--- start PASSAGE SHOWN ---

The Gausian elimination method is in fact a version of the substitution method in which only the numbers a_ij, b_j are present. Therefore, it is effective for computer implementation. First we make the following simple observations. We call two systems of linear equations containing the same unknown equivalent if they have the same solutions. We obtain an equivalent system if we do one or more of the following operations:

(1) Interchange any two equations in a system;

(2) Multiply an equation in a system by a nonzero scalar;

(3) Add to one equation a scalar times another equation.

In terms of the augmented matrices representing systems of linear equations the operations 1-3 above correspond to the following operations which are called elementary row transformations of matrices.

(i) Interchange any two rows in a matrix;

(ii) Multiply any row by a nonzero scalar;

(iii) Add to any row of a matrix a scalar times another row of that same matrix.

--- end PASSAGE SHOWN ---

* [TASKS TO CARRY OUT]
- A) In the passage on Gaussian elimination, what are the operations on augmented matrices that correspond to operations 1-3 called?
- B) Write out, without any change, the portion of the passage on Gaussian elimination that begins with the words containing "In terms of" and ends with "that same matrix.".

--- start STORED DATA ---

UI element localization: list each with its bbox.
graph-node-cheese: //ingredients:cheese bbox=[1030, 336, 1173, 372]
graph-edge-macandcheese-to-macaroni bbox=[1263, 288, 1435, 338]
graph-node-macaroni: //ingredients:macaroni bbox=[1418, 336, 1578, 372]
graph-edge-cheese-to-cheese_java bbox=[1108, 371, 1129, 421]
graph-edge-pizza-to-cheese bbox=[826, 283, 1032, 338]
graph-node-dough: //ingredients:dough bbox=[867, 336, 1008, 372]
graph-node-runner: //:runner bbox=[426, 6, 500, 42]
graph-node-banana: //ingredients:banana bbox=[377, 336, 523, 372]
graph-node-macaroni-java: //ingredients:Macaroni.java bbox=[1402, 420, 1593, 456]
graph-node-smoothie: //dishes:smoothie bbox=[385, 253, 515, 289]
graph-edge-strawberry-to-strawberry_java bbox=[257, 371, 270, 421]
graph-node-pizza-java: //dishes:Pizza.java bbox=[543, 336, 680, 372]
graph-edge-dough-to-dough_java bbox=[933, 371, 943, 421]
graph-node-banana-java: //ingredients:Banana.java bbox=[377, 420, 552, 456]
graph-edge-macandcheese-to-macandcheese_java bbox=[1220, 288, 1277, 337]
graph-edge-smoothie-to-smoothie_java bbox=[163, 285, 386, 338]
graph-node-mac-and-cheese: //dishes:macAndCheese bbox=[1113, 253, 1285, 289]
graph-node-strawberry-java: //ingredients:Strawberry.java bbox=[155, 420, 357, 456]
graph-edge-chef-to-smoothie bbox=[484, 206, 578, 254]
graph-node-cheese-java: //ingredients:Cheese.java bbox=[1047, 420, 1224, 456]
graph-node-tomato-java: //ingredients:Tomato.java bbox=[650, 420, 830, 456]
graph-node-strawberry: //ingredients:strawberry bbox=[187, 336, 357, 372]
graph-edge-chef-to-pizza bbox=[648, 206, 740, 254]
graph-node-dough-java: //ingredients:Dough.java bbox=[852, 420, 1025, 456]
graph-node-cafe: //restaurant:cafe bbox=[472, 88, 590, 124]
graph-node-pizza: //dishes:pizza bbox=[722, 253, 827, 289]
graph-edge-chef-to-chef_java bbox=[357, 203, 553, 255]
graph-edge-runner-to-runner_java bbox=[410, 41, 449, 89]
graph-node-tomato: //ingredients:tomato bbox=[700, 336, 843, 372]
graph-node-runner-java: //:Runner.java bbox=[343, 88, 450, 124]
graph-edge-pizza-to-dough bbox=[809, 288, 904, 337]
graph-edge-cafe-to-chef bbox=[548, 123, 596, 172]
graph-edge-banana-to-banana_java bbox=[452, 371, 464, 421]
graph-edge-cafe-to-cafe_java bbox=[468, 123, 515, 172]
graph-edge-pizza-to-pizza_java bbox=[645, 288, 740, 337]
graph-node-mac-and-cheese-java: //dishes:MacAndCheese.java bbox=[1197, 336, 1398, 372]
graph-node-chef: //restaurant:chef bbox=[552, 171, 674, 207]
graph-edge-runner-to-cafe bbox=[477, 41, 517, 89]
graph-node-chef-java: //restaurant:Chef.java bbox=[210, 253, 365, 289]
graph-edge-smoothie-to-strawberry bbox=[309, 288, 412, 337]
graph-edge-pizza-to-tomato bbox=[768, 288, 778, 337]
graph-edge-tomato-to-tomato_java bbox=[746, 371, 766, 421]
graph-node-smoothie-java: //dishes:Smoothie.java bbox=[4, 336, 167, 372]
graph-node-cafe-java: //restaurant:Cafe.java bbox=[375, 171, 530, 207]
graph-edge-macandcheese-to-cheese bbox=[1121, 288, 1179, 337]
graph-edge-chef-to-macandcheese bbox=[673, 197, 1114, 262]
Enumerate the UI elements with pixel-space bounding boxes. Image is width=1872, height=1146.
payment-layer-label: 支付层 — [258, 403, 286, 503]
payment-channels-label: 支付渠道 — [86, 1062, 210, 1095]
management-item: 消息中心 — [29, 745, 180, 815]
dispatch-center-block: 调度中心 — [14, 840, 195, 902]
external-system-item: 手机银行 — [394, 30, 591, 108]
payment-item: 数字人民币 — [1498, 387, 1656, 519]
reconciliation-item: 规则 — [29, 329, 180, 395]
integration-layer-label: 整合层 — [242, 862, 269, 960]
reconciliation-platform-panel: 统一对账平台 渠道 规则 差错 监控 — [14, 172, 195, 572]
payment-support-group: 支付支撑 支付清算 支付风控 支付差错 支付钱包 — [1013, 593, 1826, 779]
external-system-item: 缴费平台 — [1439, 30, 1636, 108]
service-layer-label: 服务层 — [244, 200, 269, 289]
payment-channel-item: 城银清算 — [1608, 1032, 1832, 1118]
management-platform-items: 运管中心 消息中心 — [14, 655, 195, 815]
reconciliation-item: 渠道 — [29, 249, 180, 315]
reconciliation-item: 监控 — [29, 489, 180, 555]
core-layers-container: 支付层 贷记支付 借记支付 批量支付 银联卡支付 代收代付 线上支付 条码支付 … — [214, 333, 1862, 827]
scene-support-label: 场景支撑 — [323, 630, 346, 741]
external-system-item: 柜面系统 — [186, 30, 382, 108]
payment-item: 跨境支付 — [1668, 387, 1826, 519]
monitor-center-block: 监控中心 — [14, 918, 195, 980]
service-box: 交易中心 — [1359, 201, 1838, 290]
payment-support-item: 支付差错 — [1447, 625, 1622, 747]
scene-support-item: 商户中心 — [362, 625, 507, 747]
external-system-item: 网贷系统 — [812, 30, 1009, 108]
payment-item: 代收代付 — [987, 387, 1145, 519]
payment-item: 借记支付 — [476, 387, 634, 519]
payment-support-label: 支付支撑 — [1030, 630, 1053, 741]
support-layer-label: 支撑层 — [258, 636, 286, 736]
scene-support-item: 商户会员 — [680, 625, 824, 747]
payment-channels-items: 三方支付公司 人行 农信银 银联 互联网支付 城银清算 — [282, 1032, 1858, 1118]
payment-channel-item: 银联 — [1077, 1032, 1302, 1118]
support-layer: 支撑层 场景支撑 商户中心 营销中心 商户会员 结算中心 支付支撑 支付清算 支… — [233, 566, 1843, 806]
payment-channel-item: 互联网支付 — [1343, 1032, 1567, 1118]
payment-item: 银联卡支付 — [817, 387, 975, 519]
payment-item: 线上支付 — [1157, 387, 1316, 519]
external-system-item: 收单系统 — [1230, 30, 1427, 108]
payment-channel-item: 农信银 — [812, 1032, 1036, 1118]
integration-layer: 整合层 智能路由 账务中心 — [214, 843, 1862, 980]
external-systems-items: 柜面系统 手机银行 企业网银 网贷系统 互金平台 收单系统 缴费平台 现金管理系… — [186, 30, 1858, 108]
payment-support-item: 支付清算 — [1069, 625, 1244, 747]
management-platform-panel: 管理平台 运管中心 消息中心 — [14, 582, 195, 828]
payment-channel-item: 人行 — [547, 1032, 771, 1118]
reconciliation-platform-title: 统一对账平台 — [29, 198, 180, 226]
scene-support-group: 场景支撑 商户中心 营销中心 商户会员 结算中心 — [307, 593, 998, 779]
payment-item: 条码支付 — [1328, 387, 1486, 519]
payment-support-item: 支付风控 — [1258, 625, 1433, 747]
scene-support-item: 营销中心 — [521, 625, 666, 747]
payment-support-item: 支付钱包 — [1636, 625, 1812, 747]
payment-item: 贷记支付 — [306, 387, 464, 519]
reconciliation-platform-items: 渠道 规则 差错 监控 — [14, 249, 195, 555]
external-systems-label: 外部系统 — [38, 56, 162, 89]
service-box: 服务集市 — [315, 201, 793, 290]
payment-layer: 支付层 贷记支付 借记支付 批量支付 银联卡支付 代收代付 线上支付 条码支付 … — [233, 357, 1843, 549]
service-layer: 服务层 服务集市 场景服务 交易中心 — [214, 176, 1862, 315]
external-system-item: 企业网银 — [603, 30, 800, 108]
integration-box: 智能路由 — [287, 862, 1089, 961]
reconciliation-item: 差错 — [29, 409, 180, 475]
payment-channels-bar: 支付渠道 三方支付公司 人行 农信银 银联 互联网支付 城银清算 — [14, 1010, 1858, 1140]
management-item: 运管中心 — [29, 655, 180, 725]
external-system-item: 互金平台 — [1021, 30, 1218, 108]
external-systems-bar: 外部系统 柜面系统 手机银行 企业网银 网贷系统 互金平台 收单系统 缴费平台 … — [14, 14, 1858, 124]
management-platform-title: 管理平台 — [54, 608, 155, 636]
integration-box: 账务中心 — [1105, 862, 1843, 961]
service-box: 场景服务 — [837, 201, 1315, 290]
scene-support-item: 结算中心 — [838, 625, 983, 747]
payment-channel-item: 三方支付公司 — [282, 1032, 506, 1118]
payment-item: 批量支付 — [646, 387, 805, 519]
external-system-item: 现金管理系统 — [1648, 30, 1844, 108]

--- end STORED DATA ---

* [SOLUTIONS BY TASK]
- A) They are called elementary row transformations of matrices.

- B)
In terms of the augmented matrices representing systems of linear equations the operations 1-3 above correspond to the following operations which are called elementary row transformations of matrices.

(i) Interchange any two rows in a matrix;

(ii) Multiply any row by a nonzero scalar;

(iii) Add to any row of a matrix a scalar times another row of that same matrix.